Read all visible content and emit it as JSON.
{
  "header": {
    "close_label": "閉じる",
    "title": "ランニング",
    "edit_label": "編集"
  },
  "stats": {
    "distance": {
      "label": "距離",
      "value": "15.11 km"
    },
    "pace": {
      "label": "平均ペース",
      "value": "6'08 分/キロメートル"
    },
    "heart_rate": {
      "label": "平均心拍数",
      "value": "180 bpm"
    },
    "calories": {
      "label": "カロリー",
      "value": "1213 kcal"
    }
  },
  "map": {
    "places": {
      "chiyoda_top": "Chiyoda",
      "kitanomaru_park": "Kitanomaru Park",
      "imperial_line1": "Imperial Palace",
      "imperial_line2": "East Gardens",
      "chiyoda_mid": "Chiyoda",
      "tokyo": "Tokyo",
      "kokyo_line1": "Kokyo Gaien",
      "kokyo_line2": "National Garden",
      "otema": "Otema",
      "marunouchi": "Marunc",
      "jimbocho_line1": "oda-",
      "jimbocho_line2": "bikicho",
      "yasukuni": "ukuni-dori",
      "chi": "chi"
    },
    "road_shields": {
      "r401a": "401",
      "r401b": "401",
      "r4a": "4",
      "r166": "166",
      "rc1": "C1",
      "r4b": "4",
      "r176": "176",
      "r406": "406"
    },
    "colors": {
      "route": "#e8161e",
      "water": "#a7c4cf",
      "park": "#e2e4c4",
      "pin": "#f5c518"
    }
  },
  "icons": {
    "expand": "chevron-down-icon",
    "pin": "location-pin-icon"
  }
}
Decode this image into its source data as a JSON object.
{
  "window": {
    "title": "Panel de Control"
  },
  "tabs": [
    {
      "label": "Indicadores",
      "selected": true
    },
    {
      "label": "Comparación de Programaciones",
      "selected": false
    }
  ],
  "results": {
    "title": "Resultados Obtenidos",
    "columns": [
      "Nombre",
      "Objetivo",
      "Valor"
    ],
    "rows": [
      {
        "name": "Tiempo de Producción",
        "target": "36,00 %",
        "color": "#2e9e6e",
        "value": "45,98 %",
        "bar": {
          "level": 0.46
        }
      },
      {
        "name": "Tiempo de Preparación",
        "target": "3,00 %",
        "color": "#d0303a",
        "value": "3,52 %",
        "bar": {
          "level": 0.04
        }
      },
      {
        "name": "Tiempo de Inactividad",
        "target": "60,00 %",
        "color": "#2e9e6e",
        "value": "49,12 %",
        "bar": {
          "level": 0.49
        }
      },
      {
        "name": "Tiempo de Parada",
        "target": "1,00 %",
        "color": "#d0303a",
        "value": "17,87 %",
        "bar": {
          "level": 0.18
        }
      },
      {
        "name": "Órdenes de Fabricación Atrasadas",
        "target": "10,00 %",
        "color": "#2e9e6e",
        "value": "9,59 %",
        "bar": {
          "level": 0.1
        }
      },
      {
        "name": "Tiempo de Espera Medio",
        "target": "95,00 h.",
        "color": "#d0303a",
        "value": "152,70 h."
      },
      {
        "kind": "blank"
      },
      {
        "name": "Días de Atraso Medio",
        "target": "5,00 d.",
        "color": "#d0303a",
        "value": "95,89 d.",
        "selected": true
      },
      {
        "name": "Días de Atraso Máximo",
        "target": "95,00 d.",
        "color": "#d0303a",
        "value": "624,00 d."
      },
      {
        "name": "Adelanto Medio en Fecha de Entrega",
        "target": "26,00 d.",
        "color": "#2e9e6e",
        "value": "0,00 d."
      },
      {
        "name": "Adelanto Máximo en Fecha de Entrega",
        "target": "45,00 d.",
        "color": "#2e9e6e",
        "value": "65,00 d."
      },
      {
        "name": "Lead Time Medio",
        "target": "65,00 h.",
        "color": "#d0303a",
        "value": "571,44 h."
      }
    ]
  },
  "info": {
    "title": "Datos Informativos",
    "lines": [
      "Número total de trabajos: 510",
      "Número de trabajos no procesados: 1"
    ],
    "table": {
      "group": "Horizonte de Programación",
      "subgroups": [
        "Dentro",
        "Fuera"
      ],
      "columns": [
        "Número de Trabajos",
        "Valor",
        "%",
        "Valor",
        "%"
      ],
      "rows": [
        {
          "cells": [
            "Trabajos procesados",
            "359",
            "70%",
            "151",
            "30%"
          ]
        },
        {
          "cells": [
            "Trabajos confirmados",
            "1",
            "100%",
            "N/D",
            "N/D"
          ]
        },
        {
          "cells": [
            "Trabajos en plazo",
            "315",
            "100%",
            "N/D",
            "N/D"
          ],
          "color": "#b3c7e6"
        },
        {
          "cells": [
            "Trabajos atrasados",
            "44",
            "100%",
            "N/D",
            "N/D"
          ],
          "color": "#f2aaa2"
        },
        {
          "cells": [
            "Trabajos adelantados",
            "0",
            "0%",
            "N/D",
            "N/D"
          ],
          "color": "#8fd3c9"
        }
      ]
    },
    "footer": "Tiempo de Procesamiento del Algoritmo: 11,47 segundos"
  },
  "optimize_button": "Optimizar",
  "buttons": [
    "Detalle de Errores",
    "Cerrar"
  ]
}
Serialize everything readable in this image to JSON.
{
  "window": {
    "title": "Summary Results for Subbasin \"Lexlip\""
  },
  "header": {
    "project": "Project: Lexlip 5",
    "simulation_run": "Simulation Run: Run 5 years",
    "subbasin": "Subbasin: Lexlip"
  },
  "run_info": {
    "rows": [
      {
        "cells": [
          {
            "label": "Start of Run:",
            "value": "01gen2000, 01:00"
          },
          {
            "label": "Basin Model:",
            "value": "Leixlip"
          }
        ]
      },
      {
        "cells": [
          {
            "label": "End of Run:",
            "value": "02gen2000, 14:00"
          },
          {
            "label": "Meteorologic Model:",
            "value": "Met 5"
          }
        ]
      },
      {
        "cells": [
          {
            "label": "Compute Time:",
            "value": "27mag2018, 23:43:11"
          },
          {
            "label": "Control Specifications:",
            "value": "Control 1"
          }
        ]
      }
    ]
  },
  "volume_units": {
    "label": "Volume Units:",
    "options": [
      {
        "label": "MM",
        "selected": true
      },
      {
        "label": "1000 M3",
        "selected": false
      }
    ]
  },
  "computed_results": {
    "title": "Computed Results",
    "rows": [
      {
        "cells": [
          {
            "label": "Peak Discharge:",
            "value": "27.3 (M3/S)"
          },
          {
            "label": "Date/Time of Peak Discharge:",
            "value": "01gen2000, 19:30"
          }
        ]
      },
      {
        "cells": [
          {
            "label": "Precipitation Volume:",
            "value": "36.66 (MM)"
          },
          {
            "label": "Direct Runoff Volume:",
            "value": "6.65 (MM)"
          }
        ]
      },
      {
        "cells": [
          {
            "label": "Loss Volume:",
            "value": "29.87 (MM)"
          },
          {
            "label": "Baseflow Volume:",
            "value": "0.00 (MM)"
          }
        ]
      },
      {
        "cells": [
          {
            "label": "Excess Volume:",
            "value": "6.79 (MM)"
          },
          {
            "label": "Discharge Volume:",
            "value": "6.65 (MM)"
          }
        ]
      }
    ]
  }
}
************
◆ Task to carry out:
Copy out each line exactly.

◆ Solution to this problem:
Read all visible content and emit it as JSON.
{
  "header": {
    "close_label": "閉じる",
    "title": "ランニング",
    "edit_label": "編集"
  },
  "stats": {
    "distance": {
      "label": "距離",
      "value": "15.11 km"
    },
    "pace": {
      "label": "平均ペース",
      "value": "6'08 分/キロメートル"
    },
    "heart_rate": {
      "label": "平均心拍数",
      "value": "180 bpm"
    },
    "calories": {
      "label": "カロリー",
      "value": "1213 kcal"
    }
  },
  "map": {
    "places": {
      "chiyoda_top": "Chiyoda",
      "kitanomaru_park": "Kitanomaru Park",
      "imperial_line1": "Imperial Palace",
      "imperial_line2": "East Gardens",
      "chiyoda_mid": "Chiyoda",
      "tokyo": "Tokyo",
      "kokyo_line1": "Kokyo Gaien",
      "kokyo_line2": "National Garden",
      "otema": "Otema",
      "marunouchi": "Marunc",
      "jimbocho_line1": "oda-",
      "jimbocho_line2": "bikicho",
      "yasukuni": "ukuni-dori",
      "chi": "chi"
    },
    "road_shields": {
      "r401a": "401",
      "r401b": "401",
      "r4a": "4",
      "r166": "166",
      "rc1": "C1",
      "r4b": "4",
      "r176": "176",
      "r406": "406"
    },
    "colors": {
      "route": "#e8161e",
      "water": "#a7c4cf",
      "park": "#e2e4c4",
      "pin": "#f5c518"
    }
  },
  "icons": {
    "expand": "chevron-down-icon",
    "pin": "location-pin-icon"
  }
}
Decode this image into its source data as a JSON object.
{
  "window": {
    "title": "Panel de Control"
  },
  "tabs": [
    {
      "label": "Indicadores",
      "selected": true
    },
    {
      "label": "Comparación de Programaciones",
      "selected": false
    }
  ],
  "results": {
    "title": "Resultados Obtenidos",
    "columns": [
      "Nombre",
      "Objetivo",
      "Valor"
    ],
    "rows": [
      {
        "name": "Tiempo de Producción",
        "target": "36,00 %",
        "color": "#2e9e6e",
        "value": "45,98 %",
        "bar": {
          "level": 0.46
        }
      },
      {
        "name": "Tiempo de Preparación",
        "target": "3,00 %",
        "color": "#d0303a",
        "value": "3,52 %",
        "bar": {
          "level": 0.04
        }
      },
      {
        "name": "Tiempo de Inactividad",
        "target": "60,00 %",
        "color": "#2e9e6e",
        "value": "49,12 %",
        "bar": {
          "level": 0.49
        }
      },
      {
        "name": "Tiempo de Parada",
        "target": "1,00 %",
        "color": "#d0303a",
        "value": "17,87 %",
        "bar": {
          "level": 0.18
        }
      },
      {
        "name": "Órdenes de Fabricación Atrasadas",
        "target": "10,00 %",
        "color": "#2e9e6e",
        "value": "9,59 %",
        "bar": {
          "level": 0.1
        }
      },
      {
        "name": "Tiempo de Espera Medio",
        "target": "95,00 h.",
        "color": "#d0303a",
        "value": "152,70 h."
      },
      {
        "kind": "blank"
      },
      {
        "name": "Días de Atraso Medio",
        "target": "5,00 d.",
        "color": "#d0303a",
        "value": "95,89 d.",
        "selected": true
      },
      {
        "name": "Días de Atraso Máximo",
        "target": "95,00 d.",
        "color": "#d0303a",
        "value": "624,00 d."
      },
      {
        "name": "Adelanto Medio en Fecha de Entrega",
        "target": "26,00 d.",
        "color": "#2e9e6e",
        "value": "0,00 d."
      },
      {
        "name": "Adelanto Máximo en Fecha de Entrega",
        "target": "45,00 d.",
        "color": "#2e9e6e",
        "value": "65,00 d."
      },
      {
        "name": "Lead Time Medio",
        "target": "65,00 h.",
        "color": "#d0303a",
        "value": "571,44 h."
      }
    ]
  },
  "info": {
    "title": "Datos Informativos",
    "lines": [
      "Número total de trabajos: 510",
      "Número de trabajos no procesados: 1"
    ],
    "table": {
      "group": "Horizonte de Programación",
      "subgroups": [
        "Dentro",
        "Fuera"
      ],
      "columns": [
        "Número de Trabajos",
        "Valor",
        "%",
        "Valor",
        "%"
      ],
      "rows": [
        {
          "cells": [
            "Trabajos procesados",
            "359",
            "70%",
            "151",
            "30%"
          ]
        },
        {
          "cells": [
            "Trabajos confirmados",
            "1",
            "100%",
            "N/D",
            "N/D"
          ]
        },
        {
          "cells": [
            "Trabajos en plazo",
            "315",
            "100%",
            "N/D",
            "N/D"
          ],
          "color": "#b3c7e6"
        },
        {
          "cells": [
            "Trabajos atrasados",
            "44",
            "100%",
            "N/D",
            "N/D"
          ],
          "color": "#f2aaa2"
        },
        {
          "cells": [
            "Trabajos adelantados",
            "0",
            "0%",
            "N/D",
            "N/D"
          ],
          "color": "#8fd3c9"
        }
      ]
    },
    "footer": "Tiempo de Procesamiento del Algoritmo: 11,47 segundos"
  },
  "optimize_button": "Optimizar",
  "buttons": [
    "Detalle de Errores",
    "Cerrar"
  ]
}
Serialize everything readable in this image to JSON.
{
  "window": {
    "title": "Summary Results for Subbasin \"Lexlip\""
  },
  "header": {
    "project": "Project: Lexlip 5",
    "simulation_run": "Simulation Run: Run 5 years",
    "subbasin": "Subbasin: Lexlip"
  },
  "run_info": {
    "rows": [
      {
        "cells": [
          {
            "label": "Start of Run:",
            "value": "01gen2000, 01:00"
          },
          {
            "label": "Basin Model:",
            "value": "Leixlip"
          }
        ]
      },
      {
        "cells": [
          {
            "label": "End of Run:",
            "value": "02gen2000, 14:00"
          },
          {
            "label": "Meteorologic Model:",
            "value": "Met 5"
          }
        ]
      },
      {
        "cells": [
          {
            "label": "Compute Time:",
            "value": "27mag2018, 23:43:11"
          },
          {
            "label": "Control Specifications:",
            "value": "Control 1"
          }
        ]
      }
    ]
  },
  "volume_units": {
    "label": "Volume Units:",
    "options": [
      {
        "label": "MM",
        "selected": true
      },
      {
        "label": "1000 M3",
        "selected": false
      }
    ]
  },
  "computed_results": {
    "title": "Computed Results",
    "rows": [
      {
        "cells": [
          {
            "label": "Peak Discharge:",
            "value": "27.3 (M3/S)"
          },
          {
            "label": "Date/Time of Peak Discharge:",
            "value": "01gen2000, 19:30"
          }
        ]
      },
      {
        "cells": [
          {
            "label": "Precipitation Volume:",
            "value": "36.66 (MM)"
          },
          {
            "label": "Direct Runoff Volume:",
            "value": "6.65 (MM)"
          }
        ]
      },
      {
        "cells": [
          {
            "label": "Loss Volume:",
            "value": "29.87 (MM)"
          },
          {
            "label": "Baseflow Volume:",
            "value": "0.00 (MM)"
          }
        ]
      },
      {
        "cells": [
          {
            "label": "Excess Volume:",
            "value": "6.79 (MM)"
          },
          {
            "label": "Discharge Volume:",
            "value": "6.65 (MM)"
          }
        ]
      }
    ]
  }
}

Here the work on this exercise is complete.